[start]
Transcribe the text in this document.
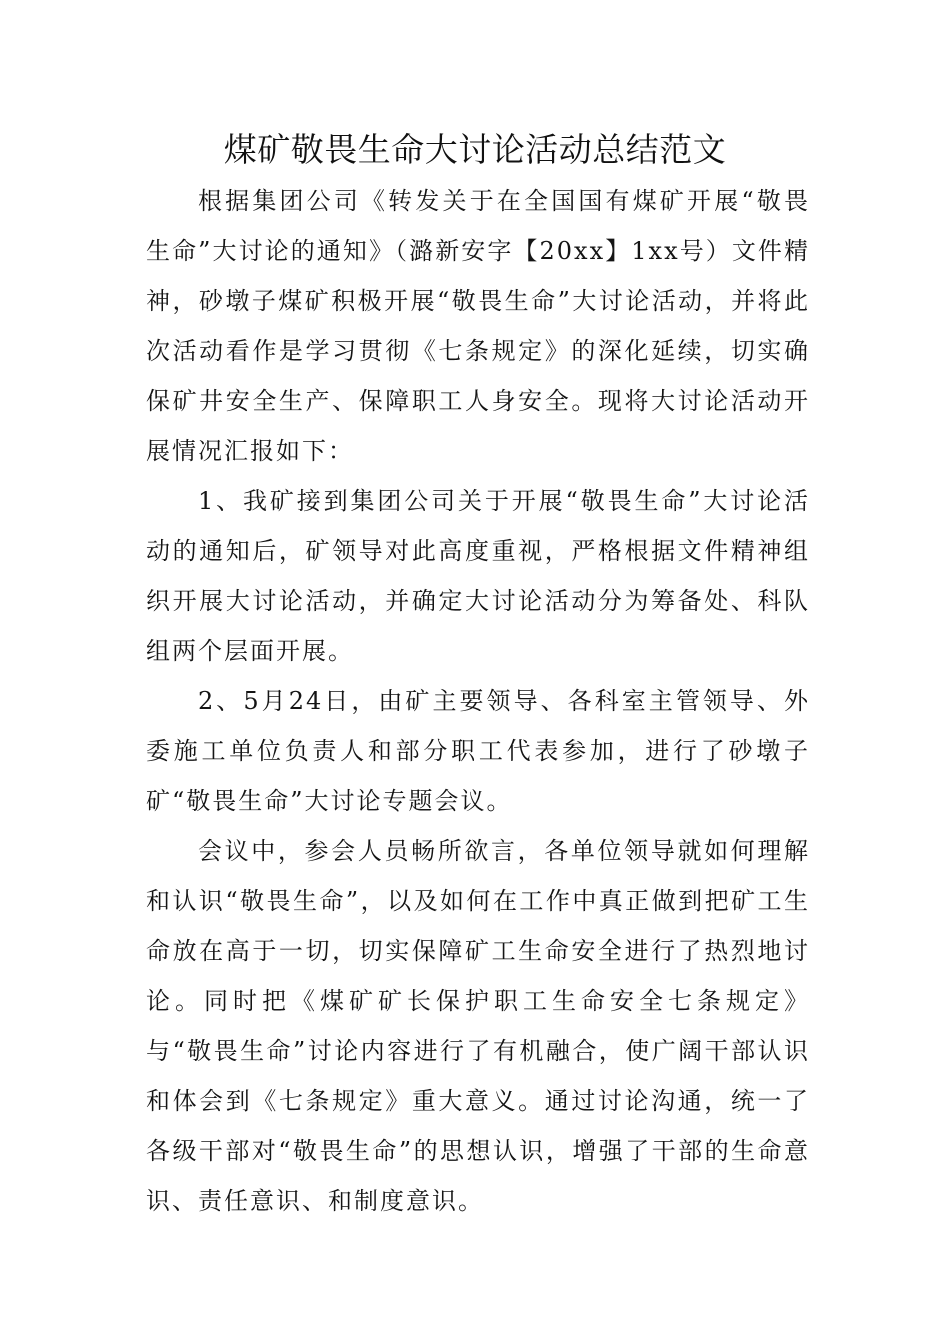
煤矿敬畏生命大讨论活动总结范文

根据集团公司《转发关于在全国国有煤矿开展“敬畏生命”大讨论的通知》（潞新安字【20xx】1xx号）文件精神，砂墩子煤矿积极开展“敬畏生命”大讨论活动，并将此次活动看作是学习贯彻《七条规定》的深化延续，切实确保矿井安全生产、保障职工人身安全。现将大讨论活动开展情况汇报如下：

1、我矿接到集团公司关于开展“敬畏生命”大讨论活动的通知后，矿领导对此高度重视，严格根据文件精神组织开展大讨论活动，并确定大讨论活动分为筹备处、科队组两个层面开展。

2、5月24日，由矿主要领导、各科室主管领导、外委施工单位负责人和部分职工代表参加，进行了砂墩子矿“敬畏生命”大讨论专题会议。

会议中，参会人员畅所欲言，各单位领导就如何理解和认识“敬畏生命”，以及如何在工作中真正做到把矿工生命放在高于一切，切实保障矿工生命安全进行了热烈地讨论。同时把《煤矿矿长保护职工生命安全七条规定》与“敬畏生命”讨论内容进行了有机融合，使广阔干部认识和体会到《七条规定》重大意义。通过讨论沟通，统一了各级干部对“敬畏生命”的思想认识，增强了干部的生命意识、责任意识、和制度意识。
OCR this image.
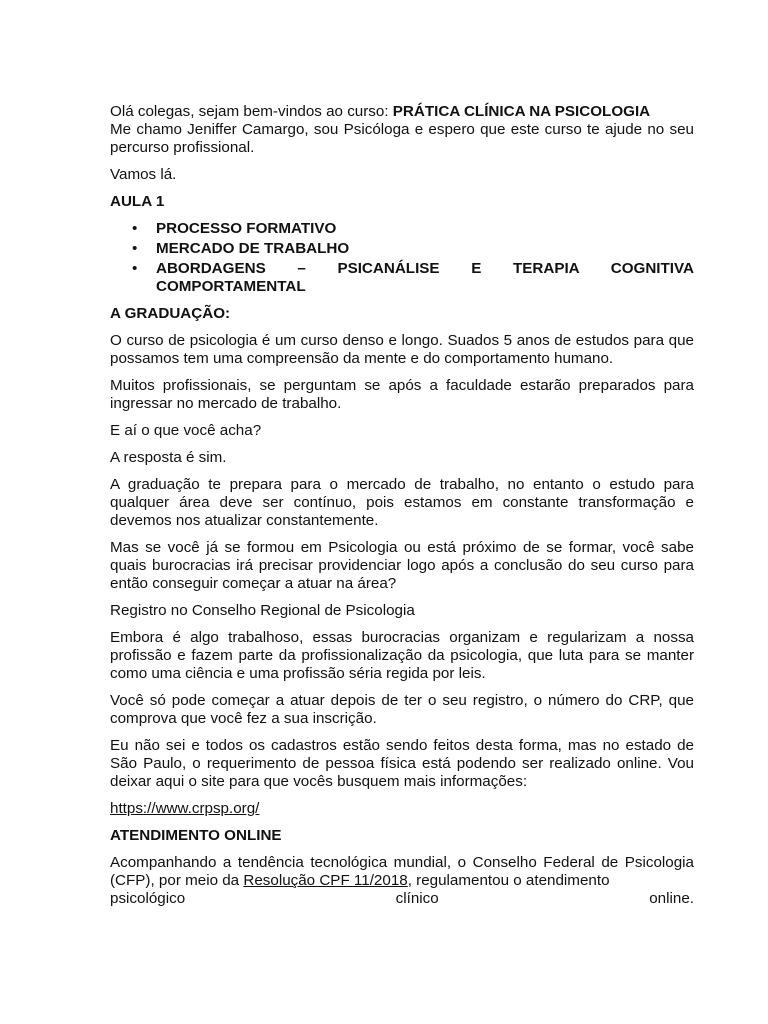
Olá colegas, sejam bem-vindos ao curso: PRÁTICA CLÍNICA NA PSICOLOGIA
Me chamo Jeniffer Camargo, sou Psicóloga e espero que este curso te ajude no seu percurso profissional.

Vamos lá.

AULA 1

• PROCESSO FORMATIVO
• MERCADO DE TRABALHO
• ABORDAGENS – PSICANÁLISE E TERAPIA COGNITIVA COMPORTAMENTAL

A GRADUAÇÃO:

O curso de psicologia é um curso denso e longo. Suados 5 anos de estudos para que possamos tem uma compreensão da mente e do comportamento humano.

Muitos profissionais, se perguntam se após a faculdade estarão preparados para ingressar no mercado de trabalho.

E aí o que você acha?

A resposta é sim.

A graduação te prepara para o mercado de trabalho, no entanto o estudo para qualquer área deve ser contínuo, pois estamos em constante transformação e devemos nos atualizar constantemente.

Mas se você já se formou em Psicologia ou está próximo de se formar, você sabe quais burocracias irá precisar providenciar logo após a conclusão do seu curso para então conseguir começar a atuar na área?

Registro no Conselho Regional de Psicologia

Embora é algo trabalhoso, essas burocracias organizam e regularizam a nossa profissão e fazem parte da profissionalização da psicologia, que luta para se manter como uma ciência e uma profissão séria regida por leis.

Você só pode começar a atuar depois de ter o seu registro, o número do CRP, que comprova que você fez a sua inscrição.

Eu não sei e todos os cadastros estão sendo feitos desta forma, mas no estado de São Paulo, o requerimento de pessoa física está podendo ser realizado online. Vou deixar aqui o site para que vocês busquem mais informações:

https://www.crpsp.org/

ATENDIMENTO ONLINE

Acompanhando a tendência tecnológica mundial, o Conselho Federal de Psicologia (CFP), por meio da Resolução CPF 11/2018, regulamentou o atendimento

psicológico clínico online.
[end]
[start]
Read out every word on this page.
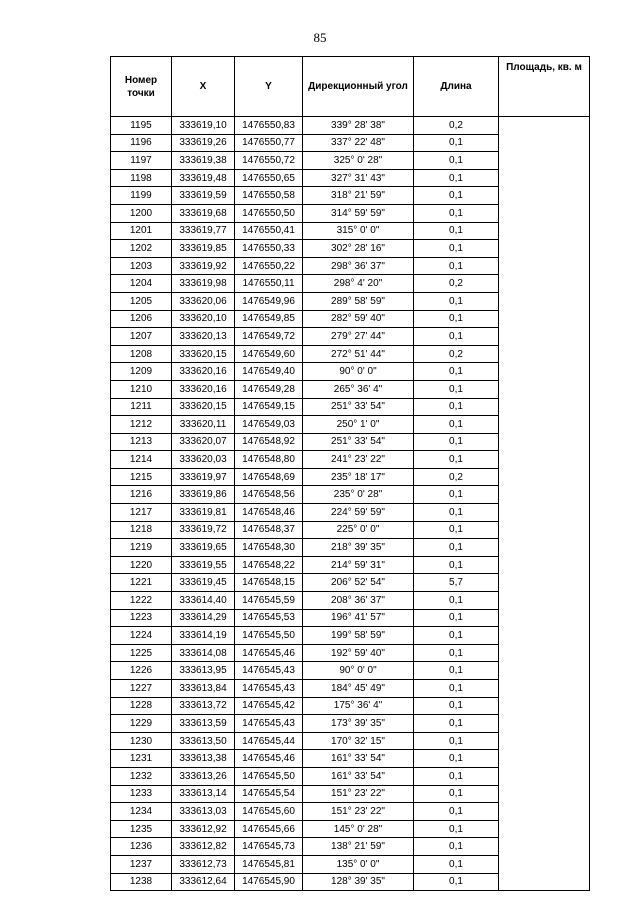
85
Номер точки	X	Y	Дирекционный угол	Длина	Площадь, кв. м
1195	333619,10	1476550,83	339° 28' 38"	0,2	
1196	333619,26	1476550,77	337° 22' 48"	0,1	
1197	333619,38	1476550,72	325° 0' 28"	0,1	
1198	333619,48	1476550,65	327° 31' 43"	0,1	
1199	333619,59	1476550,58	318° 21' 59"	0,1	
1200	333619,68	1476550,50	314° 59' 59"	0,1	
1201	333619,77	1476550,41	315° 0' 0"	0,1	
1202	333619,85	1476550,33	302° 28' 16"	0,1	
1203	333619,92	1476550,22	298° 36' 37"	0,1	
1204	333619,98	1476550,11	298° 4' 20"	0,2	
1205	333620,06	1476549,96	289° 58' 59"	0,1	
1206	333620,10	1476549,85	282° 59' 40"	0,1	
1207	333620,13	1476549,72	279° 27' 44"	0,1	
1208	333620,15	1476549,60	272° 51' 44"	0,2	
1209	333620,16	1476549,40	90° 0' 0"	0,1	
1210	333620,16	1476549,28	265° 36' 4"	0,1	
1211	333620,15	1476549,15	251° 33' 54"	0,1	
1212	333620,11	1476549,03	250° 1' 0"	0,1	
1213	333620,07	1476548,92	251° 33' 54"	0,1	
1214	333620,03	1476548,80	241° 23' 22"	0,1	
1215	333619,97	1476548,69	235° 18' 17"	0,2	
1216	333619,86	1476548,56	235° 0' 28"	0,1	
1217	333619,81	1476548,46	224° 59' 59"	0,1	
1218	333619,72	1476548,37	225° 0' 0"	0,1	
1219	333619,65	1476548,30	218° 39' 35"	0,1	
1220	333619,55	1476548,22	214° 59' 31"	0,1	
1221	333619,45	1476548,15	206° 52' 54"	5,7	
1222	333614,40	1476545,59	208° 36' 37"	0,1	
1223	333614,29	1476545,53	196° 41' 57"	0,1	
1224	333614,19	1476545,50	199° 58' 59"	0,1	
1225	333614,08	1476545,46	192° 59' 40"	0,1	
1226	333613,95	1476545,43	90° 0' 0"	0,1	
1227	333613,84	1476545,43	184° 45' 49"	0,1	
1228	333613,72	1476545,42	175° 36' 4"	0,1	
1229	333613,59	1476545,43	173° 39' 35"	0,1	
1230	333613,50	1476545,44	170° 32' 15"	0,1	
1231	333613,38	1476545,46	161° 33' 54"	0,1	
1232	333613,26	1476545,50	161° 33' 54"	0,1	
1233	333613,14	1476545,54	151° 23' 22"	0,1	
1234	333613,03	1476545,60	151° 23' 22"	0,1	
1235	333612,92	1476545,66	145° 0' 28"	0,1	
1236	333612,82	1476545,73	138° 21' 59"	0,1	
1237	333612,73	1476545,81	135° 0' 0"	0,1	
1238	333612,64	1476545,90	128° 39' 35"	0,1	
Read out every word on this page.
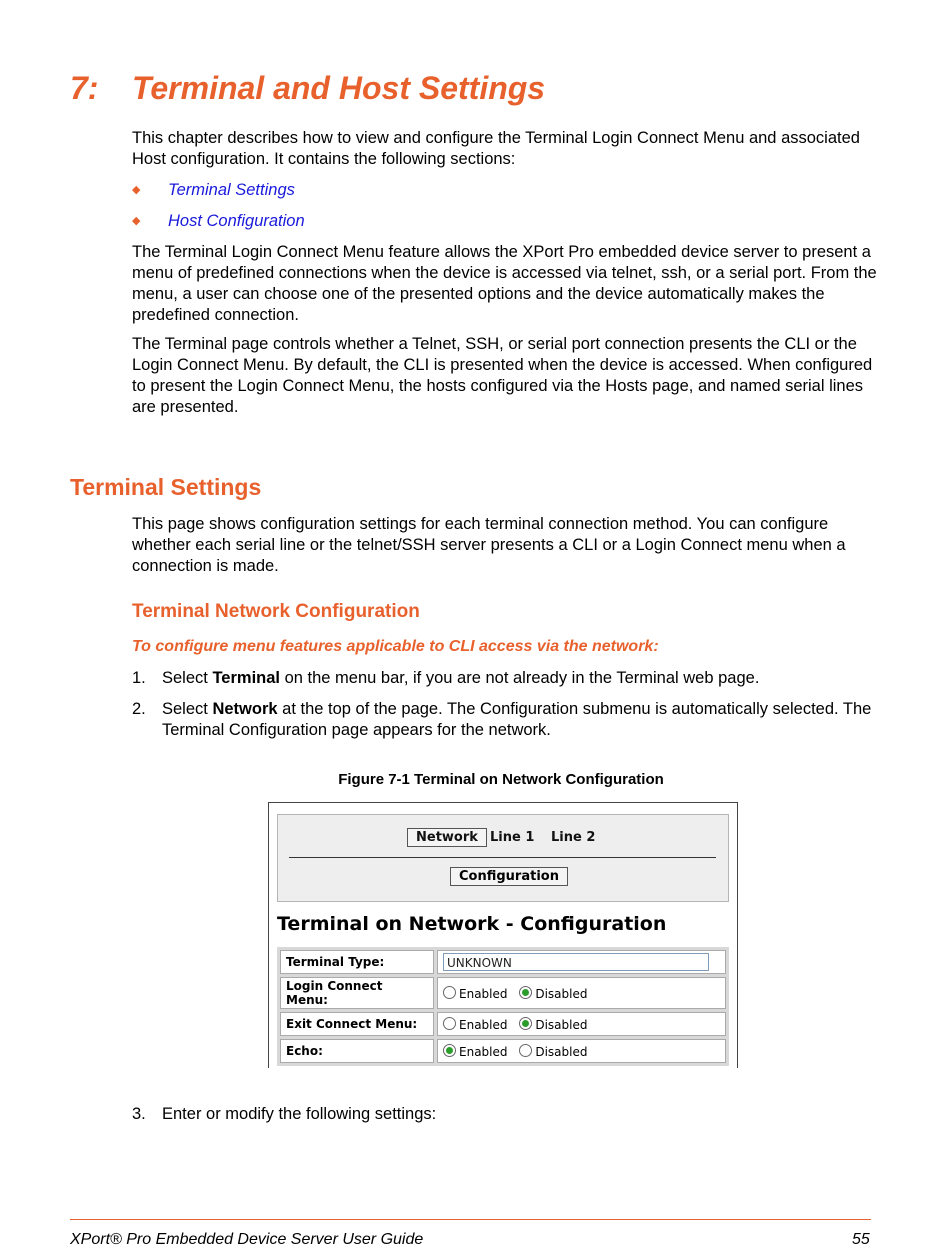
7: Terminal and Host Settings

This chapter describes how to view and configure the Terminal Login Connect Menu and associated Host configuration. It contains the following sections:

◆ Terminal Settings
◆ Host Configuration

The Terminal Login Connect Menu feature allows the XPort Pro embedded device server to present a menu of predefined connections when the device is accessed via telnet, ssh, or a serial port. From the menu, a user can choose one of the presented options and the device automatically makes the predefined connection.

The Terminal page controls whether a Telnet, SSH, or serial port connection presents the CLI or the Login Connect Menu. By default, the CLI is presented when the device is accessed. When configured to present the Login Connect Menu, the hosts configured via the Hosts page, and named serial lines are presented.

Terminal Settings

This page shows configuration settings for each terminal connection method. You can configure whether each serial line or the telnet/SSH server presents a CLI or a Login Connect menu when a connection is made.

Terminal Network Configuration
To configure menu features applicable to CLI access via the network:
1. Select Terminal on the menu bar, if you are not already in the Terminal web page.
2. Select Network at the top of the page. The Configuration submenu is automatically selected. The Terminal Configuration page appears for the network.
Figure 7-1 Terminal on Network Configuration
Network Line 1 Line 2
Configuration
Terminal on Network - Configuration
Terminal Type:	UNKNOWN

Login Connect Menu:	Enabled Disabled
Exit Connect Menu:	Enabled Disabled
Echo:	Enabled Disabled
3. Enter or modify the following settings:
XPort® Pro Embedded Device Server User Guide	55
[end]
Copy out all lines from the material above that contain the string "após".

■ Task solution:
Muitos profissionais, se perguntam se após a faculdade estarão preparados para ingressar no mercado de trabalho.
Mas se você já se formou em Psicologia ou está próximo de se formar, você sabe quais burocracias irá precisar providenciar logo após a conclusão do seu curso para então conseguir começar a atuar na área?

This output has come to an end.